*EXERCISE*:
Return the stretch from the start of the records through the line that contains "data-point-total [278,71,295,88]", both ends included, copied word for word.

*TASK DATA*:
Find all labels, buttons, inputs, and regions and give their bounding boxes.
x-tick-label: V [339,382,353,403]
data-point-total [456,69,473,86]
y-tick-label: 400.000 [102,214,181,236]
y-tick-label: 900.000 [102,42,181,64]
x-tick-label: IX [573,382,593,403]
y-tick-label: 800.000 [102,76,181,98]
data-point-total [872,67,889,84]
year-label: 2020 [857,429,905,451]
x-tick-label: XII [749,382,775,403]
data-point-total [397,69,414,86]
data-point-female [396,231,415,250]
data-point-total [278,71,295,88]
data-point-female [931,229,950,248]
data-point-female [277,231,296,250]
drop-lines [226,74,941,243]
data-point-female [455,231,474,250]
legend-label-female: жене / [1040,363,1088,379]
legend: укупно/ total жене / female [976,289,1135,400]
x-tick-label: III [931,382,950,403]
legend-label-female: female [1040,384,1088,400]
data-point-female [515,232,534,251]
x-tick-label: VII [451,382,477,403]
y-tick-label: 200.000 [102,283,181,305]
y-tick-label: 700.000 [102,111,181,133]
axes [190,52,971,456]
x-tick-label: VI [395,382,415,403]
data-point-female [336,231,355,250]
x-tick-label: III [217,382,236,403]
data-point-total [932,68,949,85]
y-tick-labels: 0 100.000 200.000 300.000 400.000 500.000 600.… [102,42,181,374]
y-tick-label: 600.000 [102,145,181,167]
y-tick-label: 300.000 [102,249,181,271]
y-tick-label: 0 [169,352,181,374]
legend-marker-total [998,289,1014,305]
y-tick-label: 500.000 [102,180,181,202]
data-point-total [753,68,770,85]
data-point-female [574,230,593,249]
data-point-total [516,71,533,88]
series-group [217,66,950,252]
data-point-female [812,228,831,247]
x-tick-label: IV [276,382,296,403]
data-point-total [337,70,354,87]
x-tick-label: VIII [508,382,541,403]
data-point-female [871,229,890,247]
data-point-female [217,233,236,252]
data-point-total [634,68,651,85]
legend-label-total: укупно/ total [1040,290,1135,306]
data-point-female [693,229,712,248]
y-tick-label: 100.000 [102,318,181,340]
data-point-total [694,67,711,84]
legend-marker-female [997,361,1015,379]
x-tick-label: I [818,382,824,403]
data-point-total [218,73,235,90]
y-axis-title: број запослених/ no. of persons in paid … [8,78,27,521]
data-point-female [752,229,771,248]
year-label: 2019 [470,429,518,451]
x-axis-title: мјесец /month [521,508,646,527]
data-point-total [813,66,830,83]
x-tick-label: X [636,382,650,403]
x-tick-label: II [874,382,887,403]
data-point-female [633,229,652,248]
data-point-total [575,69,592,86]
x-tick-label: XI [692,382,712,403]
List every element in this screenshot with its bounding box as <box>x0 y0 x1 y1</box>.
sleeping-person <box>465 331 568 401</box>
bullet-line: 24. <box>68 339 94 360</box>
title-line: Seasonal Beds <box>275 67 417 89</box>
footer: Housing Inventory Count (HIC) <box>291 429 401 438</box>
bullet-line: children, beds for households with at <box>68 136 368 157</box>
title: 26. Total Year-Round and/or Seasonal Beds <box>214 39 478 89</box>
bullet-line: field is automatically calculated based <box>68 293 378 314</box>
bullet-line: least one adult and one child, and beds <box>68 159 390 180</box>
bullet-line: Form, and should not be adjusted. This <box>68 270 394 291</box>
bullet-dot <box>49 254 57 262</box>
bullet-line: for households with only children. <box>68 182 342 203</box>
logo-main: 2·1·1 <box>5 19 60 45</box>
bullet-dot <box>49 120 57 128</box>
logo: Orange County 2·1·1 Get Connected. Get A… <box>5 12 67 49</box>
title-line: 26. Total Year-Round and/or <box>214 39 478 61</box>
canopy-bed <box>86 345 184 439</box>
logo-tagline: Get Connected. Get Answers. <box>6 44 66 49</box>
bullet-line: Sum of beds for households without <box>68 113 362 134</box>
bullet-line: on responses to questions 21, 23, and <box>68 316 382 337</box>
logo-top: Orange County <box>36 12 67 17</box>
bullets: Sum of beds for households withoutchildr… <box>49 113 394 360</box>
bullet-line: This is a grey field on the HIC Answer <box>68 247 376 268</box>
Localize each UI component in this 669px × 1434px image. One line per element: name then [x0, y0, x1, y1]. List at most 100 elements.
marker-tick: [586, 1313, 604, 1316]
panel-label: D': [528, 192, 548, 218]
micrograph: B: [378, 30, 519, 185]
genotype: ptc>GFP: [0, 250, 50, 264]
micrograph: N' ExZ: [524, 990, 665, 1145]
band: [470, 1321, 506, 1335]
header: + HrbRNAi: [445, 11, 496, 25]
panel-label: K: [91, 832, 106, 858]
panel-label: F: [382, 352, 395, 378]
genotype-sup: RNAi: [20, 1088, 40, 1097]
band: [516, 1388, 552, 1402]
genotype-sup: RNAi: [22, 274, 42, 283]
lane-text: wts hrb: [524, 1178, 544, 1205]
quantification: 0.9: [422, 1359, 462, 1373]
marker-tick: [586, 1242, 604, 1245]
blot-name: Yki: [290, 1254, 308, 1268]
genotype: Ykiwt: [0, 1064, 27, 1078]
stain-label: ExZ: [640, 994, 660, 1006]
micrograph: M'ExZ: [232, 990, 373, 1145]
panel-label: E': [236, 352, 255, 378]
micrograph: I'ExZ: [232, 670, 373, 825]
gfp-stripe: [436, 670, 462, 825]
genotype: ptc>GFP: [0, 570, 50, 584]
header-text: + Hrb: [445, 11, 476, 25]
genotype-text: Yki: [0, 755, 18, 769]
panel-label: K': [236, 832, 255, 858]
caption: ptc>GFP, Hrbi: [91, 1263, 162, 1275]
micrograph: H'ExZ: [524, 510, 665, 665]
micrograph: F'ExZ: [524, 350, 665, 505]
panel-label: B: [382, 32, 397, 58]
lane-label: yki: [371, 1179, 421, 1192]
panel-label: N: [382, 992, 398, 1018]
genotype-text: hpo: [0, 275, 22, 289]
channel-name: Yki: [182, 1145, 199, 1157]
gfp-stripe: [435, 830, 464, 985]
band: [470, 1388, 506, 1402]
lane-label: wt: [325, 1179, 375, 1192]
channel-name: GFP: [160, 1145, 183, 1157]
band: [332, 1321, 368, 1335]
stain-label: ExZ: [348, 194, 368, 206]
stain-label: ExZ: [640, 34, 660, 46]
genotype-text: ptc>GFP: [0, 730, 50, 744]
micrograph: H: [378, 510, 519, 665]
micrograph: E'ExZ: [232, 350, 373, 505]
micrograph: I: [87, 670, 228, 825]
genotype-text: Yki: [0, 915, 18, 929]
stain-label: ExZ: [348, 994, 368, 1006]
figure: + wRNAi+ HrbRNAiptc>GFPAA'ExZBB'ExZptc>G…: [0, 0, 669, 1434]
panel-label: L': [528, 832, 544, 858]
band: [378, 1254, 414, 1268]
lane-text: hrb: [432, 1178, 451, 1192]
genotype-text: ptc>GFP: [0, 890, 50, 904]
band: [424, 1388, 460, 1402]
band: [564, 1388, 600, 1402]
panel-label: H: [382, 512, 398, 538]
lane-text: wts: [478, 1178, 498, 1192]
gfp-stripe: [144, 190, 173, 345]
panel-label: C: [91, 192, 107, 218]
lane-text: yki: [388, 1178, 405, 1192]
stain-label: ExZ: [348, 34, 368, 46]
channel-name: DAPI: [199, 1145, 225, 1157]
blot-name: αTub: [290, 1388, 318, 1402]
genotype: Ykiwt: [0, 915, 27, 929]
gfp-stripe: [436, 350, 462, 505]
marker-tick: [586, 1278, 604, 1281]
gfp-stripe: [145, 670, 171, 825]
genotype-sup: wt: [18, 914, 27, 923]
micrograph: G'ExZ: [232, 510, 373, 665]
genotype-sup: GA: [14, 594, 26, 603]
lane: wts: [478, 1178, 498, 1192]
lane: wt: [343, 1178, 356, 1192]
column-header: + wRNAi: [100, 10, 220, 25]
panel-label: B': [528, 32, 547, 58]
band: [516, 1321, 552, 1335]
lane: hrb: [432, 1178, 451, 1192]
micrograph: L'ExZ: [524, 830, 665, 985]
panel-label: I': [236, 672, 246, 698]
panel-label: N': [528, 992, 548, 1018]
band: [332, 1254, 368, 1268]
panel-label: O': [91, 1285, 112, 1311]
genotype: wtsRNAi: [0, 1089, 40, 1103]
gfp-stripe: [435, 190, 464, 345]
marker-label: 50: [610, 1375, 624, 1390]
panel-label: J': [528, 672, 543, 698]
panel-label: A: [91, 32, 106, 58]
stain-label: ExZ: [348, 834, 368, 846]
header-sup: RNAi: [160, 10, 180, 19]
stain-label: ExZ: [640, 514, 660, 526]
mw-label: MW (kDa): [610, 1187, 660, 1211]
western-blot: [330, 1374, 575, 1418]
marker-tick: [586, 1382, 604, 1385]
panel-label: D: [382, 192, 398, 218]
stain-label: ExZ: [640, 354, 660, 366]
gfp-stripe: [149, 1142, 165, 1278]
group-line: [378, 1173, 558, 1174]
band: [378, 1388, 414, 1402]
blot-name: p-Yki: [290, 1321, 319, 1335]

*SOLVED EXERCISE*:
Find all labels, buttons, inputs, and regions and give their bounding boxes.
x-tick-label: V [339,382,353,403]
data-point-total [456,69,473,86]
y-tick-label: 400.000 [102,214,181,236]
y-tick-label: 900.000 [102,42,181,64]
x-tick-label: IX [573,382,593,403]
y-tick-label: 800.000 [102,76,181,98]
data-point-total [872,67,889,84]
year-label: 2020 [857,429,905,451]
x-tick-label: XII [749,382,775,403]
data-point-total [397,69,414,86]
data-point-female [396,231,415,250]
data-point-total [278,71,295,88]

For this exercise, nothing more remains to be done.